WHAT YOU SHOULD DO:
Records follow. Select each line holding "Sampler".

DATASET:
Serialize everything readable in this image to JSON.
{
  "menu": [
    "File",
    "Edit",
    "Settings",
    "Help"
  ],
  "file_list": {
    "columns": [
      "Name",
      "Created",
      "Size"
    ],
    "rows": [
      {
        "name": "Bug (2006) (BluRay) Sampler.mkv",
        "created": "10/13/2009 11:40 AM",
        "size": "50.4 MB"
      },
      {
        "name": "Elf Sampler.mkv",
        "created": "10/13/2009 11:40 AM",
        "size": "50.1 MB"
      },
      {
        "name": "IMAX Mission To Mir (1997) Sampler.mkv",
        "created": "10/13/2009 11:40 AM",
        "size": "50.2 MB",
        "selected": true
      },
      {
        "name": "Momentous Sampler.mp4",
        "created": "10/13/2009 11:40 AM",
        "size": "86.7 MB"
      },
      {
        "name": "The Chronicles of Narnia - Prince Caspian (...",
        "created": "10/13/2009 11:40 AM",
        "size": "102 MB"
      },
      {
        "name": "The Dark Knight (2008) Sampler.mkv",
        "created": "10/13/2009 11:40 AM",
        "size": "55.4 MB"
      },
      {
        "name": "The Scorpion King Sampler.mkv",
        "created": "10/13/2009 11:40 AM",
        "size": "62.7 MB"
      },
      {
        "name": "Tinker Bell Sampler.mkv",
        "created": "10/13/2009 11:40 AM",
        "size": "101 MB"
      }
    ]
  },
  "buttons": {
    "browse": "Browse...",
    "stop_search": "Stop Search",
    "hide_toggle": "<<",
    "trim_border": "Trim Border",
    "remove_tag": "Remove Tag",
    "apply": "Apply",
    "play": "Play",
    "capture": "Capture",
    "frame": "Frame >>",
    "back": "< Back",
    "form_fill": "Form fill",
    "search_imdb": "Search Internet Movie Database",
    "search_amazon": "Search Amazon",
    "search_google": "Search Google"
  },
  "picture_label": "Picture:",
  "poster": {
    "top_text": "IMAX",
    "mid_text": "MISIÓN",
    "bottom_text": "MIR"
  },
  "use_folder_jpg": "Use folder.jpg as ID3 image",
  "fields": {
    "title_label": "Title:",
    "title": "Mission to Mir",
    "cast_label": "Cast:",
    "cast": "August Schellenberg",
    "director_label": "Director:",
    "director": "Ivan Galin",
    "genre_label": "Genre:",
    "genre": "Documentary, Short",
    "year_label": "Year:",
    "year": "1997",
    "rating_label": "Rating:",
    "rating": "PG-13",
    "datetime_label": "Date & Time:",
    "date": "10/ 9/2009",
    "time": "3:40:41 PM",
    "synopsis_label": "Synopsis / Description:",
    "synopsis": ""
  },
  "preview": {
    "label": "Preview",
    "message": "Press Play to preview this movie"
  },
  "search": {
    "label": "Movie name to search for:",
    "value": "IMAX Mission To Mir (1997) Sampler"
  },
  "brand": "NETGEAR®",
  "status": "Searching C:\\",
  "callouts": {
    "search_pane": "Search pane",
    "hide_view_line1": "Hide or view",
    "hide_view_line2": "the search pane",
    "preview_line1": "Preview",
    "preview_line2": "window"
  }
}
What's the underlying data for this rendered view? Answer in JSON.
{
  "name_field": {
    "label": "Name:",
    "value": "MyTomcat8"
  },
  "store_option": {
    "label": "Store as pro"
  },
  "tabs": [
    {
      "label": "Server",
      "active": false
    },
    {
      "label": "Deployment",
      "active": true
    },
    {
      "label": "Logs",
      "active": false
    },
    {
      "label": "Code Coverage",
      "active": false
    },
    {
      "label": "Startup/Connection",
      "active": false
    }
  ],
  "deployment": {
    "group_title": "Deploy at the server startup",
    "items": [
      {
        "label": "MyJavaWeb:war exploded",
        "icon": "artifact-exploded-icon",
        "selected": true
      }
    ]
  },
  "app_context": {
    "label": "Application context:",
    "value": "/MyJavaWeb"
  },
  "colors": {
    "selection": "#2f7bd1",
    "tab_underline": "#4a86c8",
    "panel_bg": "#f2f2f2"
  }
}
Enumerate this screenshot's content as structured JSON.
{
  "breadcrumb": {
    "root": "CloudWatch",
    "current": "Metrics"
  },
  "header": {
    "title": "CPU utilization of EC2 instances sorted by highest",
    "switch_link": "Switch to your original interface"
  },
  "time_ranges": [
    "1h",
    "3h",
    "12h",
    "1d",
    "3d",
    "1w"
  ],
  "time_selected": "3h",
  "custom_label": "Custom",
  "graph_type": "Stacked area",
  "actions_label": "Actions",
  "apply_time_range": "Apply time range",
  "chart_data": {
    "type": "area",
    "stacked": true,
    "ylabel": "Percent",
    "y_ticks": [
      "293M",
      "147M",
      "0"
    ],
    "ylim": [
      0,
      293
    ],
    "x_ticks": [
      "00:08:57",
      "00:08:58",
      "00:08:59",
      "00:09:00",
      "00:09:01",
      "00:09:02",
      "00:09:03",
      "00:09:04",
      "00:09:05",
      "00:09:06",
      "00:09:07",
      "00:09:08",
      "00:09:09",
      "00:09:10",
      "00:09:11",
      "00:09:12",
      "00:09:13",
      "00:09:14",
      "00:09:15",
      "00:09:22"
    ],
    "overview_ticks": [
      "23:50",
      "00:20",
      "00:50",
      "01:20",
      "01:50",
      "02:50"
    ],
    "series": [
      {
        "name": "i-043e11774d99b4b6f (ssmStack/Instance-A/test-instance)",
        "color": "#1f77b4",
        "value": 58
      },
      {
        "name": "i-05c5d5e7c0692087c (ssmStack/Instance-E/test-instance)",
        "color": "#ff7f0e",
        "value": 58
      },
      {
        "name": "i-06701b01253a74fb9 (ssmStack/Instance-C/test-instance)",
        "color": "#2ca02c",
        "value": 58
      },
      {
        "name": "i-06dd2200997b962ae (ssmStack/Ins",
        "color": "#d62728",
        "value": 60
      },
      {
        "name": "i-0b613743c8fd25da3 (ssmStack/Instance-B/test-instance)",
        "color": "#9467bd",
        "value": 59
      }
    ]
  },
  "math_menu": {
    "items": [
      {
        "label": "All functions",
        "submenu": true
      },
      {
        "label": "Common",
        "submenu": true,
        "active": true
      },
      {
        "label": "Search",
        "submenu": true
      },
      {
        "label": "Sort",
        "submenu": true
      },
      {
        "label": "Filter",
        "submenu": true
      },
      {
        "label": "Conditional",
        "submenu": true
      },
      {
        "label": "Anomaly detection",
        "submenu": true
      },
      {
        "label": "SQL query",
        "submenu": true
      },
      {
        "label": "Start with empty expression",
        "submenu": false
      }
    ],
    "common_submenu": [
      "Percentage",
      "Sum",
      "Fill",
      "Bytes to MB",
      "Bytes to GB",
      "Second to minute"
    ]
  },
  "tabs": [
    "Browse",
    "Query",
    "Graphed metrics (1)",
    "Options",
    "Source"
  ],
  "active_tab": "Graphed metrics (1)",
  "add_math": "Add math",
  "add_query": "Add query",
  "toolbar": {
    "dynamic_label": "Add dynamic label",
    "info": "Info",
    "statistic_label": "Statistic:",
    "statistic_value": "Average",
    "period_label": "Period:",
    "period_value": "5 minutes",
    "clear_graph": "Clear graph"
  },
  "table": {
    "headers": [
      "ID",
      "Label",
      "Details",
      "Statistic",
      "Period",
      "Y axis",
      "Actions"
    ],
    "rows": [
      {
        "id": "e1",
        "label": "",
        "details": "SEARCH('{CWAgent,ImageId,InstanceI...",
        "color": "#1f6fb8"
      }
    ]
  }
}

RIGHT ANSWER:
        "name": "Bug (2006) (BluRay) Sampler.mkv",
        "name": "Elf Sampler.mkv",
        "name": "IMAX Mission To Mir (1997) Sampler.mkv",
        "name": "Momentous Sampler.mp4",
        "name": "The Dark Knight (2008) Sampler.mkv",
        "name": "The Scorpion King Sampler.mkv",
        "name": "Tinker Bell Sampler.mkv",
    "value": "IMAX Mission To Mir (1997) Sampler"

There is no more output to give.